— Start Stored data —

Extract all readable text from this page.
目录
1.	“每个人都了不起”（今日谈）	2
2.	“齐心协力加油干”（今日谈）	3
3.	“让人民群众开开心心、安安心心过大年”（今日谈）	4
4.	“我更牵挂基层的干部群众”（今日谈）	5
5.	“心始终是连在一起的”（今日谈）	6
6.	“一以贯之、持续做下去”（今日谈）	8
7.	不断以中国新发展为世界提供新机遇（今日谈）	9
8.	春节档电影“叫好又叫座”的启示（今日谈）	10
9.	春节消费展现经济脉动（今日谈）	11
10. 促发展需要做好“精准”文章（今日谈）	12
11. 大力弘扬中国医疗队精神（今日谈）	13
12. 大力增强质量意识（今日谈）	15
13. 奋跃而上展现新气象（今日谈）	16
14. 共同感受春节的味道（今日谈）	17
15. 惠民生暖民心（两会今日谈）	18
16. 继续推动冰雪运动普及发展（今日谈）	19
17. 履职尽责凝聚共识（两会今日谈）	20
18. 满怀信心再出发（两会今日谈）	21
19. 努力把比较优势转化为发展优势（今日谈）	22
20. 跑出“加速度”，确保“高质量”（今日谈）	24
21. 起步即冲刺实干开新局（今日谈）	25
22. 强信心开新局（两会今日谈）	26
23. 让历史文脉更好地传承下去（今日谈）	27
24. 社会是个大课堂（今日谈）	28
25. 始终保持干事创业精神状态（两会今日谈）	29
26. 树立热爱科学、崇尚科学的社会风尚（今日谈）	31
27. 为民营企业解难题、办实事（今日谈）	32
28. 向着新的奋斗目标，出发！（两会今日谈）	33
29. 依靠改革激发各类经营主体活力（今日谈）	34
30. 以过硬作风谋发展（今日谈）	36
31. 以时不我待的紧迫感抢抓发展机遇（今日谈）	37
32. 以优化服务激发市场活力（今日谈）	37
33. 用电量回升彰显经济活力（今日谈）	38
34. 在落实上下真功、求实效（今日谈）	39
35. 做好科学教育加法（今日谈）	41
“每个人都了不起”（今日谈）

— End Stored data —

◆ **Goal of the exercise**: Identify and extract each line of the listing that contains "两会今日谈".

◆ **Task output**:
15. 惠民生暖民心（两会今日谈）	18
17. 履职尽责凝聚共识（两会今日谈）	20
18. 满怀信心再出发（两会今日谈）	21
22. 强信心开新局（两会今日谈）	26
25. 始终保持干事创业精神状态（两会今日谈）	29
28. 向着新的奋斗目标，出发！（两会今日谈）	33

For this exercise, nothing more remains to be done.